**WHAT YOU SHOULD DO:** Write out the listing below without alteration, omitting its pictures.

- - -

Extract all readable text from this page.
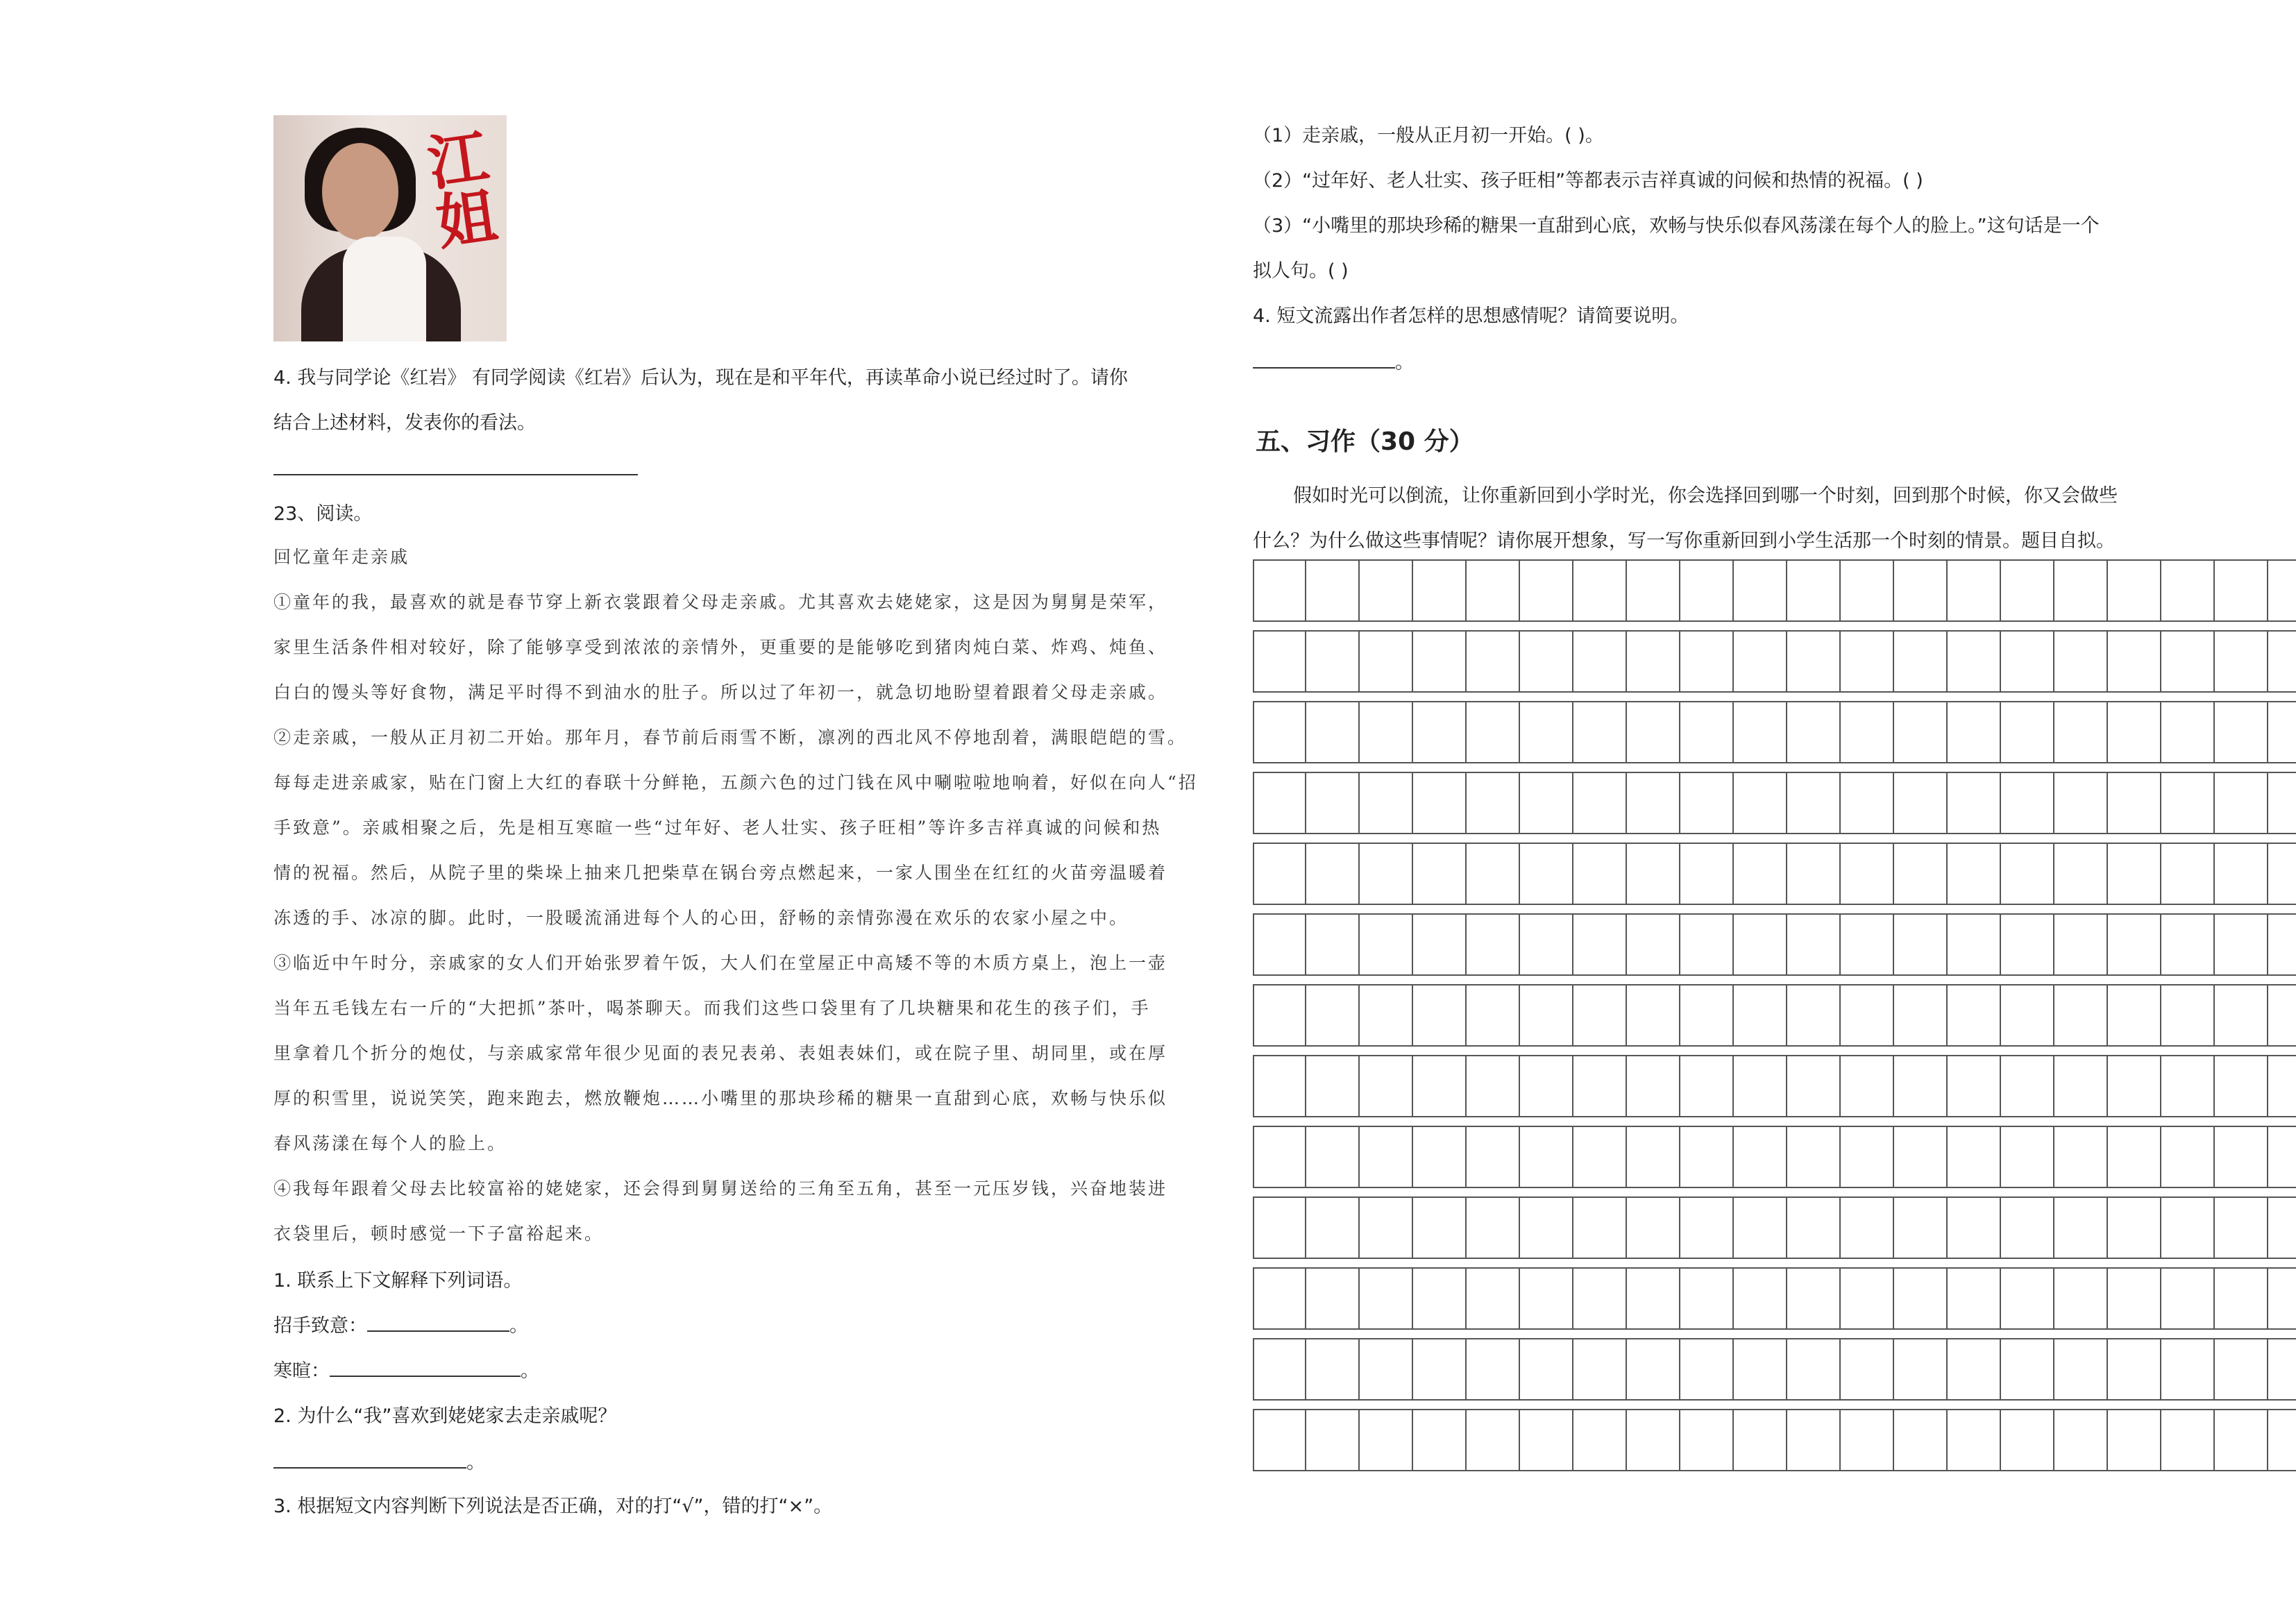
江姐
4. 我与同学论《红岩》 有同学阅读《红岩》后认为，现在是和平年代，再读革命小说已经过时了。请你
结合上述材料，发表你的看法。
23、阅读。
回忆童年走亲戚
①童年的我，最喜欢的就是春节穿上新衣裳跟着父母走亲戚。尤其喜欢去姥姥家，这是因为舅舅是荣军，
家里生活条件相对较好，除了能够享受到浓浓的亲情外，更重要的是能够吃到猪肉炖白菜、炸鸡、炖鱼、
白白的馒头等好食物，满足平时得不到油水的肚子。所以过了年初一，就急切地盼望着跟着父母走亲戚。
②走亲戚，一般从正月初二开始。那年月，春节前后雨雪不断，凛冽的西北风不停地刮着，满眼皑皑的雪。
每每走进亲戚家，贴在门窗上大红的春联十分鲜艳，五颜六色的过门钱在风中唰啦啦地响着，好似在向人“招
手致意”。亲戚相聚之后，先是相互寒暄一些“过年好、老人壮实、孩子旺相”等许多吉祥真诚的问候和热
情的祝福。然后，从院子里的柴垛上抽来几把柴草在锅台旁点燃起来，一家人围坐在红红的火苗旁温暖着
冻透的手、冰凉的脚。此时，一股暖流涌进每个人的心田，舒畅的亲情弥漫在欢乐的农家小屋之中。
③临近中午时分，亲戚家的女人们开始张罗着午饭，大人们在堂屋正中高矮不等的木质方桌上，泡上一壶
当年五毛钱左右一斤的“大把抓”茶叶，喝茶聊天。而我们这些口袋里有了几块糖果和花生的孩子们，手
里拿着几个折分的炮仗，与亲戚家常年很少见面的表兄表弟、表姐表妹们，或在院子里、胡同里，或在厚
厚的积雪里，说说笑笑，跑来跑去，燃放鞭炮……小嘴里的那块珍稀的糖果一直甜到心底，欢畅与快乐似
春风荡漾在每个人的脸上。
④我每年跟着父母去比较富裕的姥姥家，还会得到舅舅送给的三角至五角，甚至一元压岁钱，兴奋地装进
衣袋里后，顿时感觉一下子富裕起来。
1. 联系上下文解释下列词语。
招手致意：	。
寒暄：	。
2. 为什么“我”喜欢到姥姥家去走亲戚呢？
。
3. 根据短文内容判断下列说法是否正确，对的打“√”，错的打“×”。
（1）走亲戚，一般从正月初一开始。( )。
（2）“过年好、老人壮实、孩子旺相”等都表示吉祥真诚的问候和热情的祝福。( )
（3）“小嘴里的那块珍稀的糖果一直甜到心底，欢畅与快乐似春风荡漾在每个人的脸上。”这句话是一个
拟人句。( )
4. 短文流露出作者怎样的思想感情呢？请简要说明。
。
五、习作（30 分）
假如时光可以倒流，让你重新回到小学时光，你会选择回到哪一个时刻，回到那个时候，你又会做些
什么？为什么做这些事情呢？请你展开想象，写一写你重新回到小学生活那一个时刻的情景。题目自拟。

- - -

**SOLUTION BELOW:**
Extract all readable text from this page.
江姐
4. 我与同学论《红岩》 有同学阅读《红岩》后认为，现在是和平年代，再读革命小说已经过时了。请你
结合上述材料，发表你的看法。
23、阅读。
回忆童年走亲戚
①童年的我，最喜欢的就是春节穿上新衣裳跟着父母走亲戚。尤其喜欢去姥姥家，这是因为舅舅是荣军，
家里生活条件相对较好，除了能够享受到浓浓的亲情外，更重要的是能够吃到猪肉炖白菜、炸鸡、炖鱼、
白白的馒头等好食物，满足平时得不到油水的肚子。所以过了年初一，就急切地盼望着跟着父母走亲戚。
②走亲戚，一般从正月初二开始。那年月，春节前后雨雪不断，凛冽的西北风不停地刮着，满眼皑皑的雪。
每每走进亲戚家，贴在门窗上大红的春联十分鲜艳，五颜六色的过门钱在风中唰啦啦地响着，好似在向人“招
手致意”。亲戚相聚之后，先是相互寒暄一些“过年好、老人壮实、孩子旺相”等许多吉祥真诚的问候和热
情的祝福。然后，从院子里的柴垛上抽来几把柴草在锅台旁点燃起来，一家人围坐在红红的火苗旁温暖着
冻透的手、冰凉的脚。此时，一股暖流涌进每个人的心田，舒畅的亲情弥漫在欢乐的农家小屋之中。
③临近中午时分，亲戚家的女人们开始张罗着午饭，大人们在堂屋正中高矮不等的木质方桌上，泡上一壶
当年五毛钱左右一斤的“大把抓”茶叶，喝茶聊天。而我们这些口袋里有了几块糖果和花生的孩子们，手
里拿着几个折分的炮仗，与亲戚家常年很少见面的表兄表弟、表姐表妹们，或在院子里、胡同里，或在厚
厚的积雪里，说说笑笑，跑来跑去，燃放鞭炮……小嘴里的那块珍稀的糖果一直甜到心底，欢畅与快乐似
春风荡漾在每个人的脸上。
④我每年跟着父母去比较富裕的姥姥家，还会得到舅舅送给的三角至五角，甚至一元压岁钱，兴奋地装进
衣袋里后，顿时感觉一下子富裕起来。
1. 联系上下文解释下列词语。
招手致意：	。
寒暄：	。
2. 为什么“我”喜欢到姥姥家去走亲戚呢？
。
3. 根据短文内容判断下列说法是否正确，对的打“√”，错的打“×”。
（1）走亲戚，一般从正月初一开始。( )。
（2）“过年好、老人壮实、孩子旺相”等都表示吉祥真诚的问候和热情的祝福。( )
（3）“小嘴里的那块珍稀的糖果一直甜到心底，欢畅与快乐似春风荡漾在每个人的脸上。”这句话是一个
拟人句。( )
4. 短文流露出作者怎样的思想感情呢？请简要说明。
。
五、习作（30 分）
假如时光可以倒流，让你重新回到小学时光，你会选择回到哪一个时刻，回到那个时候，你又会做些
什么？为什么做这些事情呢？请你展开想象，写一写你重新回到小学生活那一个时刻的情景。题目自拟。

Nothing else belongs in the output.